[JOB]
Report how many lines contain the word "this", with no other text.

Source records:

-- -- --

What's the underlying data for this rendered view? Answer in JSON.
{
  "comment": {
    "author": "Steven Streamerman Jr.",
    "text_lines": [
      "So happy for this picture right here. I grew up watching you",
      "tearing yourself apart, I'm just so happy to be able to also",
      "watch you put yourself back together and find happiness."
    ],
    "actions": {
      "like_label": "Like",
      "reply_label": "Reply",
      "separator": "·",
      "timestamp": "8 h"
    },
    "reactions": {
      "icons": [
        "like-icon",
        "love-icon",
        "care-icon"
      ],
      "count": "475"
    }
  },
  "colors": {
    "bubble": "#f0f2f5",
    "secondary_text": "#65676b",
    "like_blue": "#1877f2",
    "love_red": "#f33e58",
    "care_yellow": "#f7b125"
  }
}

-- -- --

[FINAL RESULT]
2